» Prompt: Look through the records below and give the number of lines holding the string "document", nothing more.

[Collected data]
** Begin **

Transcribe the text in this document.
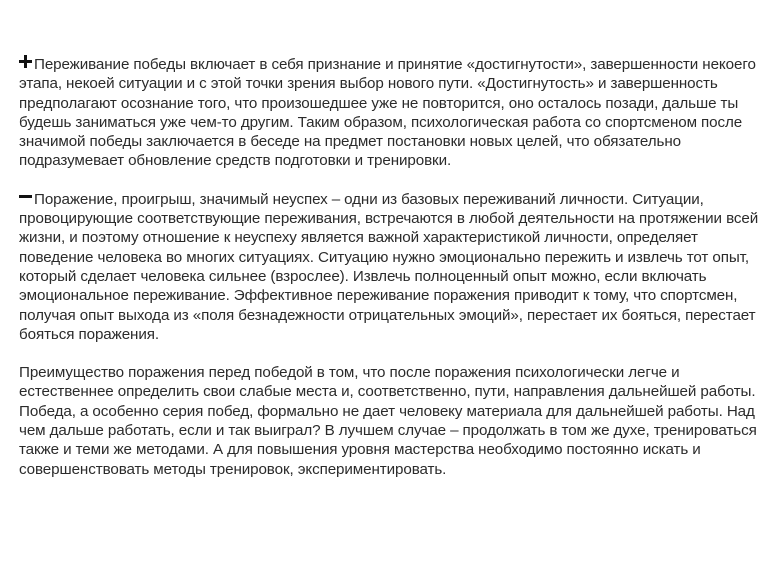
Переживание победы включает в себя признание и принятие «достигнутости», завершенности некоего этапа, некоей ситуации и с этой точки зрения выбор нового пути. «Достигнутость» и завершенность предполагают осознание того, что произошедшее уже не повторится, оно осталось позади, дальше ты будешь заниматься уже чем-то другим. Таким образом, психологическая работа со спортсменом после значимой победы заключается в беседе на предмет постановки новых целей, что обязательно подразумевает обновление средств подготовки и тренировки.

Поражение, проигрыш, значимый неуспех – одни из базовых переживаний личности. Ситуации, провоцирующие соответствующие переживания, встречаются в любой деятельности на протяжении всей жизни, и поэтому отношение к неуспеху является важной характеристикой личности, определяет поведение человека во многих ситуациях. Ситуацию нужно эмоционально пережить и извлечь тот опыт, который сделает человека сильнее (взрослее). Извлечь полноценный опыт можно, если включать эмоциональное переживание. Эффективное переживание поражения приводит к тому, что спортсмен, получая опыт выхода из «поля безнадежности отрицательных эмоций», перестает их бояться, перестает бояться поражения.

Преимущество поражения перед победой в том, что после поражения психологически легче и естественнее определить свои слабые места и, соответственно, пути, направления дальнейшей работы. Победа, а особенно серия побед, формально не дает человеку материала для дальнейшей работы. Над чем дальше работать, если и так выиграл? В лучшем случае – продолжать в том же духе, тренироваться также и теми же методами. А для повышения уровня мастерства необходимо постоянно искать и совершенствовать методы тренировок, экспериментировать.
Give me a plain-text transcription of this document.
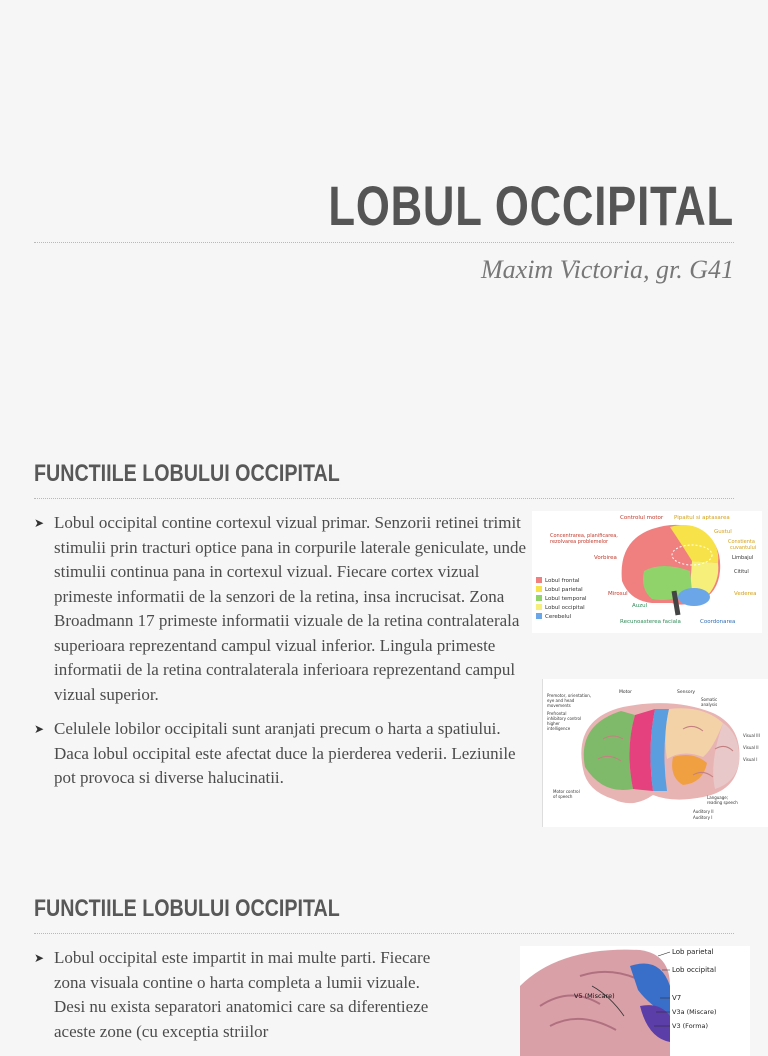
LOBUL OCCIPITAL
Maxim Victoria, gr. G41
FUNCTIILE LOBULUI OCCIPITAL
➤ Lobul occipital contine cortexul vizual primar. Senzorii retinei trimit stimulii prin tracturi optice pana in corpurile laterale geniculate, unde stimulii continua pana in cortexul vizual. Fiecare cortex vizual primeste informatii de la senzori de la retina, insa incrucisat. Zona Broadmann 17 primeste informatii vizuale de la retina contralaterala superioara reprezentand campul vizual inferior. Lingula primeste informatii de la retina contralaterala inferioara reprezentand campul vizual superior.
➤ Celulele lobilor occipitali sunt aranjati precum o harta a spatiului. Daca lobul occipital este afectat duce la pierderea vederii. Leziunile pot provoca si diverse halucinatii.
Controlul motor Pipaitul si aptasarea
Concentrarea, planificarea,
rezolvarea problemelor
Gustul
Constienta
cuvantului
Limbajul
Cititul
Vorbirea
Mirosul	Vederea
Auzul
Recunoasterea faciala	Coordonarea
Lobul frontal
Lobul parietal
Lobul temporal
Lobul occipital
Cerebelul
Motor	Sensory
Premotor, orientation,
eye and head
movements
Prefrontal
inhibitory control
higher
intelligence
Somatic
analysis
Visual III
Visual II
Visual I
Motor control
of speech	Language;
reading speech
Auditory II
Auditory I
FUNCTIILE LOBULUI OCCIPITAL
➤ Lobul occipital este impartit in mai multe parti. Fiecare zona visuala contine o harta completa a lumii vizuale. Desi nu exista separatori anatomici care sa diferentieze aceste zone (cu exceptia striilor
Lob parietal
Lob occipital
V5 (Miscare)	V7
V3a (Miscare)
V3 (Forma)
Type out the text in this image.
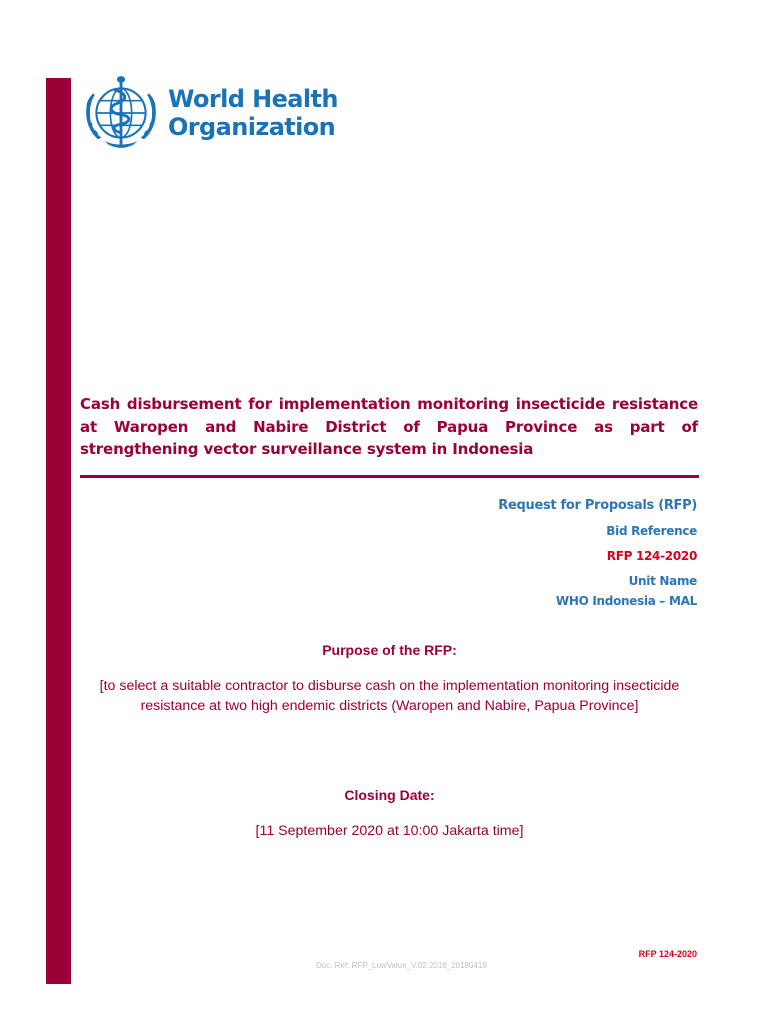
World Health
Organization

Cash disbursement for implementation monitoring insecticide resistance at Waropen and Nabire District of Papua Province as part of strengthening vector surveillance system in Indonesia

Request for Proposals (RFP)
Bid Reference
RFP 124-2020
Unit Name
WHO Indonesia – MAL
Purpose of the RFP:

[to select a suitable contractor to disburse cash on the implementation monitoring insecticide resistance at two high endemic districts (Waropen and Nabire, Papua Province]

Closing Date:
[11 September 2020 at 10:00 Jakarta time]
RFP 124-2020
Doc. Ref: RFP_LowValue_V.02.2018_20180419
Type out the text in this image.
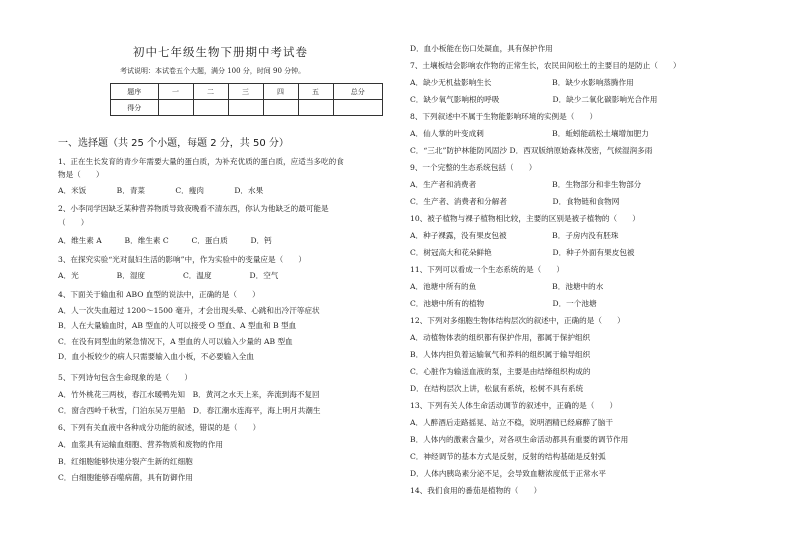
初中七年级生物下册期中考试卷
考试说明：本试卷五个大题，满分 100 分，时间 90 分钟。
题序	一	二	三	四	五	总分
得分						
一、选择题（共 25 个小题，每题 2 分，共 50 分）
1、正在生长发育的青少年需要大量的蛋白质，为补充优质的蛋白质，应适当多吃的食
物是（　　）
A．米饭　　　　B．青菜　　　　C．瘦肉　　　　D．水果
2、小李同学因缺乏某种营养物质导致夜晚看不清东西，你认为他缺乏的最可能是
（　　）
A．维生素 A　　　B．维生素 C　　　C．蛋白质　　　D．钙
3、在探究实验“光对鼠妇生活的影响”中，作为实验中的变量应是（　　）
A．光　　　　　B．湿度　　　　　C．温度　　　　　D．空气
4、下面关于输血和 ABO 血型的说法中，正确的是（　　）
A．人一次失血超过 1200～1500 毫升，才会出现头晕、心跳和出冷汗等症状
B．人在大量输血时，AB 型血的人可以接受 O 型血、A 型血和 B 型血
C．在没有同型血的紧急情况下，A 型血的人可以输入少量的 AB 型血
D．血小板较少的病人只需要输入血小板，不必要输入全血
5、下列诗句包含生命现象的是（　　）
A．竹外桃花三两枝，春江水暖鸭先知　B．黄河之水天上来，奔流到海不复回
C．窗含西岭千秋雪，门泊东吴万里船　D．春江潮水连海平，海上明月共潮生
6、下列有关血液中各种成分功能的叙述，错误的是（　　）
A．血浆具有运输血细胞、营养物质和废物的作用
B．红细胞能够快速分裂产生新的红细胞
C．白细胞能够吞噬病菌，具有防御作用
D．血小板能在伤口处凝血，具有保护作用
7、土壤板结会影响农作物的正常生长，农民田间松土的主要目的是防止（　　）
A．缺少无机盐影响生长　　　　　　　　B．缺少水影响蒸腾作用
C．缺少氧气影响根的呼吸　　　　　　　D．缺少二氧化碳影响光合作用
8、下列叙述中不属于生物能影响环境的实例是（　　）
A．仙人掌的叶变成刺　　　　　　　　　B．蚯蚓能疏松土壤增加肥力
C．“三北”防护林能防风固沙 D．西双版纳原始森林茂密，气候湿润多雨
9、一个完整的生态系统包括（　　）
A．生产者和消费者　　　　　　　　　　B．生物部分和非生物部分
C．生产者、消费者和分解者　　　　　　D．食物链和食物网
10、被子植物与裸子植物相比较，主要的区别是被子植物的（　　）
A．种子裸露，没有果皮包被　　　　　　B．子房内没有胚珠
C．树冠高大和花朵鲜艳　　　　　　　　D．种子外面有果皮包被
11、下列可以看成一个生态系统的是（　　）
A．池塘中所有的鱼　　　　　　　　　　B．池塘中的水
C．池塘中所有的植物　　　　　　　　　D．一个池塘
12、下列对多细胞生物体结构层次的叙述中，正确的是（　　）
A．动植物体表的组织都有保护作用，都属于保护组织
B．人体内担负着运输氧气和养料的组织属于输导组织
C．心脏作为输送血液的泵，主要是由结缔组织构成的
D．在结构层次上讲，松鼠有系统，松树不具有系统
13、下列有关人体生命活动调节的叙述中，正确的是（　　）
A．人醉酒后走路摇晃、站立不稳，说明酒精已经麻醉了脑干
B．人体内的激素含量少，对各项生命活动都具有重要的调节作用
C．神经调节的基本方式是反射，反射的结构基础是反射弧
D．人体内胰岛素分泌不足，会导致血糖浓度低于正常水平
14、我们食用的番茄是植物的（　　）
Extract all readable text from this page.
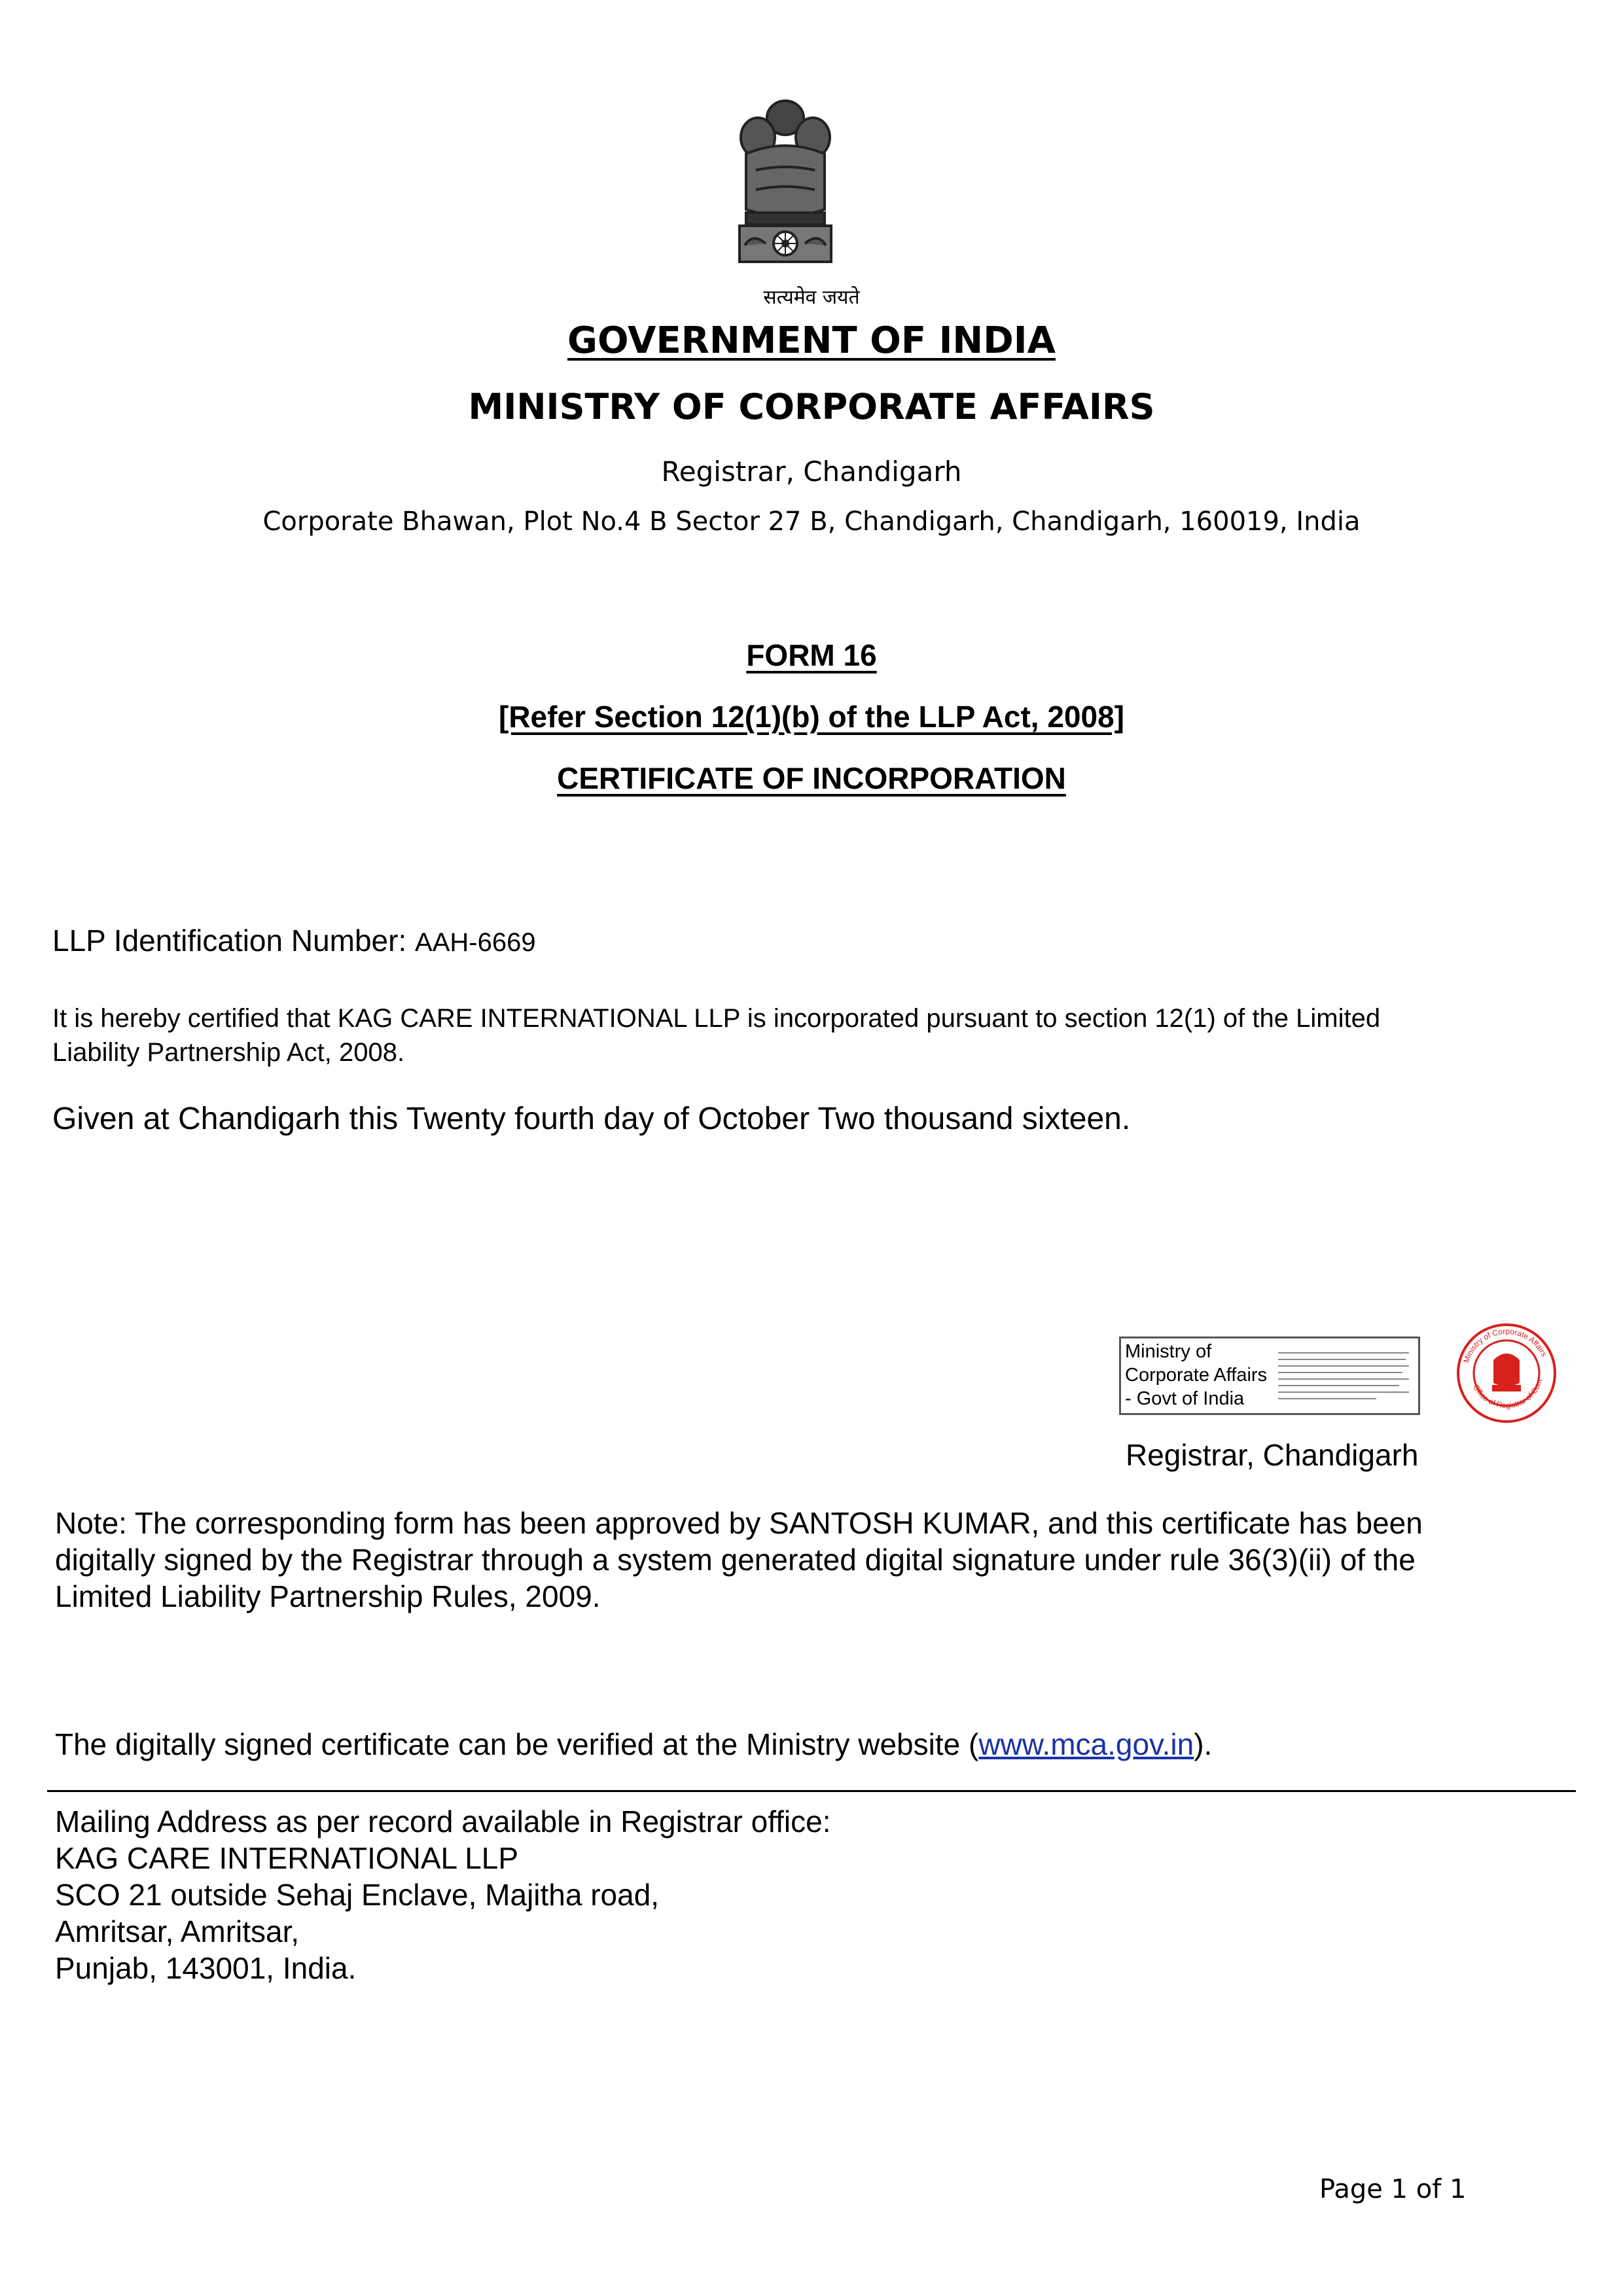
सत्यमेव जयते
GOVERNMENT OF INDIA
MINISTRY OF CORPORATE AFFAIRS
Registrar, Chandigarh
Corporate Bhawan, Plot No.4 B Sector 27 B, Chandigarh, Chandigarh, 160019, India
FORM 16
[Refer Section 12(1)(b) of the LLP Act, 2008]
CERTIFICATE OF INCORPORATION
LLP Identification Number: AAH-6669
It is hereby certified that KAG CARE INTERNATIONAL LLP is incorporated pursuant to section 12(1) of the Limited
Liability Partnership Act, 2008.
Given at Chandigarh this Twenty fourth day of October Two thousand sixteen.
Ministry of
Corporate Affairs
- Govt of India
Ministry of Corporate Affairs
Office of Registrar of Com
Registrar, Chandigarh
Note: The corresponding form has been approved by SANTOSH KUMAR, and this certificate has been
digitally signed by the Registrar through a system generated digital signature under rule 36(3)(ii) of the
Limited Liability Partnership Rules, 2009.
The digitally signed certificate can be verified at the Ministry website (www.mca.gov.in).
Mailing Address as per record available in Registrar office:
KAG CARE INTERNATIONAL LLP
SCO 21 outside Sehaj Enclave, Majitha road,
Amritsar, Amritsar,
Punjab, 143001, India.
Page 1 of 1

** End **

» Answer to the problem: 2